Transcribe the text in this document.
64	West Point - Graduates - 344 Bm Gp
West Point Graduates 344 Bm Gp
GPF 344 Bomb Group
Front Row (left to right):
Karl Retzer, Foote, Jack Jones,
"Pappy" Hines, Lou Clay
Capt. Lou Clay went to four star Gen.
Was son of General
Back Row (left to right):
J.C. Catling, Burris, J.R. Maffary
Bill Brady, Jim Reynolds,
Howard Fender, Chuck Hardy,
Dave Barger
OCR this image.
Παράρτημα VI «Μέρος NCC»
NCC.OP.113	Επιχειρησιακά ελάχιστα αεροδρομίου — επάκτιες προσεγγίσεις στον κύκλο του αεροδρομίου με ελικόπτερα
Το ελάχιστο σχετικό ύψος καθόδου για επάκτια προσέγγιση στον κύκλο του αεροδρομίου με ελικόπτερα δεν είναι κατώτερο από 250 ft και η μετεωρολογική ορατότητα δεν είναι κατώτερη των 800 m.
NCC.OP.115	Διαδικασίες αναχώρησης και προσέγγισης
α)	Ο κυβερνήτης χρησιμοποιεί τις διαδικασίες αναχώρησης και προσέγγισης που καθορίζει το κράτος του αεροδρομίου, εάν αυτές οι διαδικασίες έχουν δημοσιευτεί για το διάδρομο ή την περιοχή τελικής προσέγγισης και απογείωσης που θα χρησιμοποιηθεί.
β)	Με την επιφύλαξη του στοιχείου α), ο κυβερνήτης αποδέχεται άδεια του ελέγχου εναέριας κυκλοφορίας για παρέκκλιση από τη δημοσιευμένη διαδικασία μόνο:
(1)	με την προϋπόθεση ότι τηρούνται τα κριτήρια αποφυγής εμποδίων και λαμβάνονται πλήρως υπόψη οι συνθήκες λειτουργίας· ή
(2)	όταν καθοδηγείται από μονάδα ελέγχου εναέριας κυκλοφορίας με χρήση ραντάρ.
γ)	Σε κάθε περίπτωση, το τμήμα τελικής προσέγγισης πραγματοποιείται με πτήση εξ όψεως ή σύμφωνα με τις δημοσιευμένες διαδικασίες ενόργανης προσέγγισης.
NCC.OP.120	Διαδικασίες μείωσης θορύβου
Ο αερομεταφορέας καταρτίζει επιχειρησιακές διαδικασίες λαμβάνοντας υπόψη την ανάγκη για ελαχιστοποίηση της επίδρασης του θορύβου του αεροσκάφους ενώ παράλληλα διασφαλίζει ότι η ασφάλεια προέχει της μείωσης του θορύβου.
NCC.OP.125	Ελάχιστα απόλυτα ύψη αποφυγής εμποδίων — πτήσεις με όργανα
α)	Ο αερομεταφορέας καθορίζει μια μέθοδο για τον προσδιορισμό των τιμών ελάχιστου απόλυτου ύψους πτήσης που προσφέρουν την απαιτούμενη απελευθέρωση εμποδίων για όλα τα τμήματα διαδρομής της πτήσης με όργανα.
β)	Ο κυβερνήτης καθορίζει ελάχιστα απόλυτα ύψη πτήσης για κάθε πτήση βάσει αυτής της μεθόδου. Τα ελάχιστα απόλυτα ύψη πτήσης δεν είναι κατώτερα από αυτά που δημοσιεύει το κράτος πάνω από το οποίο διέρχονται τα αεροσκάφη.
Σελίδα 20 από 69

○ ○ ○ ○

> SHORT TASK
Look through the entries above and list every line containing "this".

> WORKED ANSWER
Transcribe the text in this document.
OCR this image.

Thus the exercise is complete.